BEGIN Text for analysis
I co-facilitated a workshop a week and a half ago that featured a teen panel (volunteers) who were asked to discuss communication and other issues that are important to them. There was no set criteria to be on the panel and they were not billed as “Super Jews”. These were teens who were willing to share their opinions with a group of Jewish educators and parents.
None of the adults knew the students personally. Ironically, the teens all opted to continue their education past the age of the infamous Bar/t Mitzvah drop-off, and are enrolled in supplementary synagogue and community high schools. A majority of them are well into their senior year of high school. Some are taking college level courses and earning Teaching Certificates. Yet, when introducing themselves to this group of Jewish parents and educators they mentioned their secular high schools, towns of residence, some hobbies, but none said that they were currently enrolled in a Jewish supplementary high school program (ignoring the kvell factor entirely). Why the secret?
Our students may be compartmentalizing their lives, and we may have trained them to do so: “I go to hebrew school on Sundays and Tuesdays, baseball practice on Wednesdays, debate class on”…..and so on. I’ve even heard students say on occasion: “When I’m here, this is my time to do things Jewish (sic), I don’t have time to do (extra research, projects, language practice) anything in addition to that. I only have this amount of time for that.”
Even if I get the fact that their time is limited, the question I still need to ask is “okay, so why are you keeping what you’re doing a secret? Why aren’t you proud of the fact that you’re doing this double academic load? Why is doing this not a cool thing to do? ”
The question I need to ask myself is whether, as a Jewish educator, I’m helping to ‘keep the secret’. Am I complicit in setting this standard by not talking about my Jewish life outside of class? Am I modelling what I want my students to do?
END Text for analysis
_Instructions_:
1. From the post about the teen panel, extract the passage that begins at "I co-facilitated a" and stops after "educators and parents.".
2. Answer these questions from the post about the teen panel:
(a) How long ago was the workshop held?
(b) What did the teens mention when they introduced themselves?
(c) On which days does the student quoted in the post go to hebrew school?
3. Decide whether each statement agrees with the post about the teen panel. Answer yes or no, and quote the words that decide it.
(a) The adults at the workshop knew the students personally.
(b) Some of the teens are earning Teaching Certificates.
(c) The panelists were billed as "Super Jews."
The items are not needed for any of this.
BEGIN Provided records
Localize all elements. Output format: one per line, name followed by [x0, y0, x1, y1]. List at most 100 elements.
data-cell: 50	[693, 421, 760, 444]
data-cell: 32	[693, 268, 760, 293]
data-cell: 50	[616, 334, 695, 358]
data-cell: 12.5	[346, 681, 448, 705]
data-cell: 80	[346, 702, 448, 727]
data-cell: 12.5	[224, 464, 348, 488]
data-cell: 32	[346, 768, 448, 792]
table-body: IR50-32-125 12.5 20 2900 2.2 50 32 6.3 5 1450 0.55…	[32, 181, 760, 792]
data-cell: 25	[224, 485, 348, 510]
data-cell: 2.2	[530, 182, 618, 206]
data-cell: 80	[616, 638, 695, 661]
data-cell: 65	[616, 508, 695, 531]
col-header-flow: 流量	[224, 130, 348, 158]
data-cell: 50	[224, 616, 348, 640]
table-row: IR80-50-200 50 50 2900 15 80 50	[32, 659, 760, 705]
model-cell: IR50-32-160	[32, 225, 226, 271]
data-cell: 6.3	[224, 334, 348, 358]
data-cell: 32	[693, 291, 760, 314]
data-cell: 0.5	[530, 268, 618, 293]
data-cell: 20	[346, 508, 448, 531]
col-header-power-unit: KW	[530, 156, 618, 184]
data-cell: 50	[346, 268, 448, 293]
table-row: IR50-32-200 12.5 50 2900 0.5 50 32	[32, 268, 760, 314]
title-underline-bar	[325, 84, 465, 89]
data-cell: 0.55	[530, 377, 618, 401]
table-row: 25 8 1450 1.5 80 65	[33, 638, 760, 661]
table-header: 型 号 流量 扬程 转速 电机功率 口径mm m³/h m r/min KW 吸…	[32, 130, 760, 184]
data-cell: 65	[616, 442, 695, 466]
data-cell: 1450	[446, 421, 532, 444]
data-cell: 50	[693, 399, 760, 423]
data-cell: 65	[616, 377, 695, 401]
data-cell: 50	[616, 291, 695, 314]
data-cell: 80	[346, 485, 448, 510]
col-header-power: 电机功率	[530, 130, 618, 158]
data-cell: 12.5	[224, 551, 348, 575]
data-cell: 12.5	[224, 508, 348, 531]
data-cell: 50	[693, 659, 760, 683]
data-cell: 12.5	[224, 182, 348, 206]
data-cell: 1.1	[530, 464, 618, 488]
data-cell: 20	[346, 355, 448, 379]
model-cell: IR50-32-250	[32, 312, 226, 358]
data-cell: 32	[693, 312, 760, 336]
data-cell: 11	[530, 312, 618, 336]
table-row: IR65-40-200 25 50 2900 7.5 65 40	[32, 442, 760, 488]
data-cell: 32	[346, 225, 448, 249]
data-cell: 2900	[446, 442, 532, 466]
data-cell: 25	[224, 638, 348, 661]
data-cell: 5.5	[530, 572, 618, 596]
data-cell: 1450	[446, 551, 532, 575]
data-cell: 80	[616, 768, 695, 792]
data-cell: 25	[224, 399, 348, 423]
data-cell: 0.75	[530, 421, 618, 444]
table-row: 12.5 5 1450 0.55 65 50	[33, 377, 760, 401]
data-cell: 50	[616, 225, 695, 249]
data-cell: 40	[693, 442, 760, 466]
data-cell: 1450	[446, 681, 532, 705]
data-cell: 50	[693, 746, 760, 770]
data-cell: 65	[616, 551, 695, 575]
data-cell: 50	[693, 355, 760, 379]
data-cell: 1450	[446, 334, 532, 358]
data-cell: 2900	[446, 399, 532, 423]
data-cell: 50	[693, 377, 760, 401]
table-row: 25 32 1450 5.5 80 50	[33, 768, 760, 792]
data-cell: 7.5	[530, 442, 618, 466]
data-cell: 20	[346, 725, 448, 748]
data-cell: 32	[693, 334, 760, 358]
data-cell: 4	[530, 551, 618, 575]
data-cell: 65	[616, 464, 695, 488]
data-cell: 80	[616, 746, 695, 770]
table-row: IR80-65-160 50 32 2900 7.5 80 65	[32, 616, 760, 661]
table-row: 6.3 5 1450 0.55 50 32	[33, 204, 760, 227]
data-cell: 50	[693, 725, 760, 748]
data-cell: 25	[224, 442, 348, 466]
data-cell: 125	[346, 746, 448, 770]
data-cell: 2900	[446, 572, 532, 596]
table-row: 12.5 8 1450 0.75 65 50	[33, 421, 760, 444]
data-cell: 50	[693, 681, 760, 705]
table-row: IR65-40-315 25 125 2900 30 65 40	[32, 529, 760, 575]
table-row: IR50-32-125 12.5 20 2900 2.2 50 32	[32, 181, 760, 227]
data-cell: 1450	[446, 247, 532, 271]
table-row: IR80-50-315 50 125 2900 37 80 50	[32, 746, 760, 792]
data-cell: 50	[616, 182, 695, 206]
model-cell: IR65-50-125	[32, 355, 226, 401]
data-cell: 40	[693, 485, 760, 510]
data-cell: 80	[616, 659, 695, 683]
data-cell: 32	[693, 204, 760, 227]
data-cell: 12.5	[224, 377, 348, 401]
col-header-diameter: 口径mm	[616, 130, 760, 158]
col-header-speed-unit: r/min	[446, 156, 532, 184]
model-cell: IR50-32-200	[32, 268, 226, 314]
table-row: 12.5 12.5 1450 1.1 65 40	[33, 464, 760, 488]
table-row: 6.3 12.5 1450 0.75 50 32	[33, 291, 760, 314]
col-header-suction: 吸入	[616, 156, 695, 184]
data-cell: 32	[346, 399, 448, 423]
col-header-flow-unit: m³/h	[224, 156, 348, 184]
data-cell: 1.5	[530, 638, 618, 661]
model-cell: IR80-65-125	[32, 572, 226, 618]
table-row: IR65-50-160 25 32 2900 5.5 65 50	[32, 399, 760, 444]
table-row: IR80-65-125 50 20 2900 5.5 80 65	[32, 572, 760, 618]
END Provided records
_Answers below_:
1.
I co-facilitated a workshop a week and a half ago that featured a teen panel (volunteers) who were asked to discuss communication and other issues that are important to them. There was no set criteria to be on the panel and they were not billed as “Super Jews”. These were teens who were willing to share their opinions with a group of Jewish educators and parents.

2.
(a) A week and a half ago.
(b) Their secular high schools, their towns of residence, and some hobbies.
(c) Sundays and Tuesdays.

3.
(a) No: "None of the adults knew the students personally."
(b) Yes: "Some are taking college level courses and earning Teaching Certificates."
(c) No: "they were not billed as “Super Jews”"